* _TASK PROMPT_
Reproduce the material in full, exactly as written.

* _ENTRIES SHOWN_
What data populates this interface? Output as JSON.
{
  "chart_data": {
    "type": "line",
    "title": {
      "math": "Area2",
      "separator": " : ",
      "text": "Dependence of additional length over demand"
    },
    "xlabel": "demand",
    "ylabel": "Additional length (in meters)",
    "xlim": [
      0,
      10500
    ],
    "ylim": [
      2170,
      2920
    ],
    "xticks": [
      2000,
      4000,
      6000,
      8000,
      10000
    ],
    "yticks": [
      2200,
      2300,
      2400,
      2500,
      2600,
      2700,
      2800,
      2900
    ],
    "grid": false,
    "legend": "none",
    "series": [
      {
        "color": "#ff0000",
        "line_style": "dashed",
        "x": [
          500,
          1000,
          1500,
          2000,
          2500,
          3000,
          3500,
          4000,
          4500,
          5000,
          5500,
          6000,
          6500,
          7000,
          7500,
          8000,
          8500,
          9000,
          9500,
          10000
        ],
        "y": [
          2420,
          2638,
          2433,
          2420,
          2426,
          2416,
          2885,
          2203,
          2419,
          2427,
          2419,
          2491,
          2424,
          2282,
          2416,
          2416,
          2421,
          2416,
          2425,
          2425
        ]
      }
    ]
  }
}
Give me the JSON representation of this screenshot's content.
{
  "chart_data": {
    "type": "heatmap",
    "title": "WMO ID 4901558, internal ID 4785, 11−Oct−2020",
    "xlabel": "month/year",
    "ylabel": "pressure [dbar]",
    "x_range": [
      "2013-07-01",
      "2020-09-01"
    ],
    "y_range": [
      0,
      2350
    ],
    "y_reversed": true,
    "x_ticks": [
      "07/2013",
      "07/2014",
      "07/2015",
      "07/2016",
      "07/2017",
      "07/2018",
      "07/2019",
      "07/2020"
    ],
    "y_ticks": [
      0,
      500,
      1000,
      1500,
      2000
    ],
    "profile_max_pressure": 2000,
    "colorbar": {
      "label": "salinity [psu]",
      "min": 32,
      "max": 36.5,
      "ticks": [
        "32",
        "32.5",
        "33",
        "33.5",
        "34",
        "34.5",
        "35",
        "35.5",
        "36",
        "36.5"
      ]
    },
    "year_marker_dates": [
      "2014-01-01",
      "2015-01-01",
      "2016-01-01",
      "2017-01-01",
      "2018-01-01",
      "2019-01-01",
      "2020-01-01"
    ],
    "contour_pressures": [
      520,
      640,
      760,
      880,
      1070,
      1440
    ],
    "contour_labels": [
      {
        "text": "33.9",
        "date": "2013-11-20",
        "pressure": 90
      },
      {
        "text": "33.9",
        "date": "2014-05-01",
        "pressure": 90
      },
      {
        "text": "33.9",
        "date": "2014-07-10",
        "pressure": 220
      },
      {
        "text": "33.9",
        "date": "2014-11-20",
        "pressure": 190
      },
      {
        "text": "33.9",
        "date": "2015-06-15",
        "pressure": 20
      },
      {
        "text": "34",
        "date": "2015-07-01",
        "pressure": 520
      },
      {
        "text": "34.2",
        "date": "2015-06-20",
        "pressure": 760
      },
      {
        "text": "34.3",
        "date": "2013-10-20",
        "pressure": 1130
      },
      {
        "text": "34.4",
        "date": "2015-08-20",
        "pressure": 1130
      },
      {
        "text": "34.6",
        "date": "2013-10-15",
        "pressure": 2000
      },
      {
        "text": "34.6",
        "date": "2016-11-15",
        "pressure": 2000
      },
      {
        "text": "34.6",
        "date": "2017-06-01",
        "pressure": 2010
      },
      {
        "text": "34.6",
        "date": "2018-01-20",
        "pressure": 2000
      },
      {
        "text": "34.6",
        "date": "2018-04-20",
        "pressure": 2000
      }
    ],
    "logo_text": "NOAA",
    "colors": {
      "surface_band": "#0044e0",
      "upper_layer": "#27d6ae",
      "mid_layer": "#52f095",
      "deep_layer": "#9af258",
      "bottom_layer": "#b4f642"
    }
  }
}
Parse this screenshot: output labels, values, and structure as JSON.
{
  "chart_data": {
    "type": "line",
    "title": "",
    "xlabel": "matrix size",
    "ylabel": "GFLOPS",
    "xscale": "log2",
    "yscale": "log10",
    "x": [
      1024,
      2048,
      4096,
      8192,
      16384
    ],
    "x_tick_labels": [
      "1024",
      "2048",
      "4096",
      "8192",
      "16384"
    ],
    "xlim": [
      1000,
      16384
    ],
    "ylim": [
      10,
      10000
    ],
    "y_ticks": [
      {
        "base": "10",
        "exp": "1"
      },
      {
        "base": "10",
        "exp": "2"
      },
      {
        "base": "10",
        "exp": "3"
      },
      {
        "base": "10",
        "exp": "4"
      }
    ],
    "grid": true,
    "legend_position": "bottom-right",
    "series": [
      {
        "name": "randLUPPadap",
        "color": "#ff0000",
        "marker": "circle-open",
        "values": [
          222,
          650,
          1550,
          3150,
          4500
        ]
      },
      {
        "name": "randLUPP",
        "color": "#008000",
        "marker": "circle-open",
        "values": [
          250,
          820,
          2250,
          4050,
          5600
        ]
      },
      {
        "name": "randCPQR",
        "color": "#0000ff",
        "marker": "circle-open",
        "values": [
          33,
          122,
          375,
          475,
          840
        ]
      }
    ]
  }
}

* _OUTPUT OF THE TASK_
What data populates this interface? Output as JSON.
{
  "chart_data": {
    "type": "line",
    "title": {
      "math": "Area2",
      "separator": " : ",
      "text": "Dependence of additional length over demand"
    },
    "xlabel": "demand",
    "ylabel": "Additional length (in meters)",
    "xlim": [
      0,
      10500
    ],
    "ylim": [
      2170,
      2920
    ],
    "xticks": [
      2000,
      4000,
      6000,
      8000,
      10000
    ],
    "yticks": [
      2200,
      2300,
      2400,
      2500,
      2600,
      2700,
      2800,
      2900
    ],
    "grid": false,
    "legend": "none",
    "series": [
      {
        "color": "#ff0000",
        "line_style": "dashed",
        "x": [
          500,
          1000,
          1500,
          2000,
          2500,
          3000,
          3500,
          4000,
          4500,
          5000,
          5500,
          6000,
          6500,
          7000,
          7500,
          8000,
          8500,
          9000,
          9500,
          10000
        ],
        "y": [
          2420,
          2638,
          2433,
          2420,
          2426,
          2416,
          2885,
          2203,
          2419,
          2427,
          2419,
          2491,
          2424,
          2282,
          2416,
          2416,
          2421,
          2416,
          2425,
          2425
        ]
      }
    ]
  }
}
Give me the JSON representation of this screenshot's content.
{
  "chart_data": {
    "type": "heatmap",
    "title": "WMO ID 4901558, internal ID 4785, 11−Oct−2020",
    "xlabel": "month/year",
    "ylabel": "pressure [dbar]",
    "x_range": [
      "2013-07-01",
      "2020-09-01"
    ],
    "y_range": [
      0,
      2350
    ],
    "y_reversed": true,
    "x_ticks": [
      "07/2013",
      "07/2014",
      "07/2015",
      "07/2016",
      "07/2017",
      "07/2018",
      "07/2019",
      "07/2020"
    ],
    "y_ticks": [
      0,
      500,
      1000,
      1500,
      2000
    ],
    "profile_max_pressure": 2000,
    "colorbar": {
      "label": "salinity [psu]",
      "min": 32,
      "max": 36.5,
      "ticks": [
        "32",
        "32.5",
        "33",
        "33.5",
        "34",
        "34.5",
        "35",
        "35.5",
        "36",
        "36.5"
      ]
    },
    "year_marker_dates": [
      "2014-01-01",
      "2015-01-01",
      "2016-01-01",
      "2017-01-01",
      "2018-01-01",
      "2019-01-01",
      "2020-01-01"
    ],
    "contour_pressures": [
      520,
      640,
      760,
      880,
      1070,
      1440
    ],
    "contour_labels": [
      {
        "text": "33.9",
        "date": "2013-11-20",
        "pressure": 90
      },
      {
        "text": "33.9",
        "date": "2014-05-01",
        "pressure": 90
      },
      {
        "text": "33.9",
        "date": "2014-07-10",
        "pressure": 220
      },
      {
        "text": "33.9",
        "date": "2014-11-20",
        "pressure": 190
      },
      {
        "text": "33.9",
        "date": "2015-06-15",
        "pressure": 20
      },
      {
        "text": "34",
        "date": "2015-07-01",
        "pressure": 520
      },
      {
        "text": "34.2",
        "date": "2015-06-20",
        "pressure": 760
      },
      {
        "text": "34.3",
        "date": "2013-10-20",
        "pressure": 1130
      },
      {
        "text": "34.4",
        "date": "2015-08-20",
        "pressure": 1130
      },
      {
        "text": "34.6",
        "date": "2013-10-15",
        "pressure": 2000
      },
      {
        "text": "34.6",
        "date": "2016-11-15",
        "pressure": 2000
      },
      {
        "text": "34.6",
        "date": "2017-06-01",
        "pressure": 2010
      },
      {
        "text": "34.6",
        "date": "2018-01-20",
        "pressure": 2000
      },
      {
        "text": "34.6",
        "date": "2018-04-20",
        "pressure": 2000
      }
    ],
    "logo_text": "NOAA",
    "colors": {
      "surface_band": "#0044e0",
      "upper_layer": "#27d6ae",
      "mid_layer": "#52f095",
      "deep_layer": "#9af258",
      "bottom_layer": "#b4f642"
    }
  }
}
Parse this screenshot: output labels, values, and structure as JSON.
{
  "chart_data": {
    "type": "line",
    "title": "",
    "xlabel": "matrix size",
    "ylabel": "GFLOPS",
    "xscale": "log2",
    "yscale": "log10",
    "x": [
      1024,
      2048,
      4096,
      8192,
      16384
    ],
    "x_tick_labels": [
      "1024",
      "2048",
      "4096",
      "8192",
      "16384"
    ],
    "xlim": [
      1000,
      16384
    ],
    "ylim": [
      10,
      10000
    ],
    "y_ticks": [
      {
        "base": "10",
        "exp": "1"
      },
      {
        "base": "10",
        "exp": "2"
      },
      {
        "base": "10",
        "exp": "3"
      },
      {
        "base": "10",
        "exp": "4"
      }
    ],
    "grid": true,
    "legend_position": "bottom-right",
    "series": [
      {
        "name": "randLUPPadap",
        "color": "#ff0000",
        "marker": "circle-open",
        "values": [
          222,
          650,
          1550,
          3150,
          4500
        ]
      },
      {
        "name": "randLUPP",
        "color": "#008000",
        "marker": "circle-open",
        "values": [
          250,
          820,
          2250,
          4050,
          5600
        ]
      },
      {
        "name": "randCPQR",
        "color": "#0000ff",
        "marker": "circle-open",
        "values": [
          33,
          122,
          375,
          475,
          840
        ]
      }
    ]
  }
}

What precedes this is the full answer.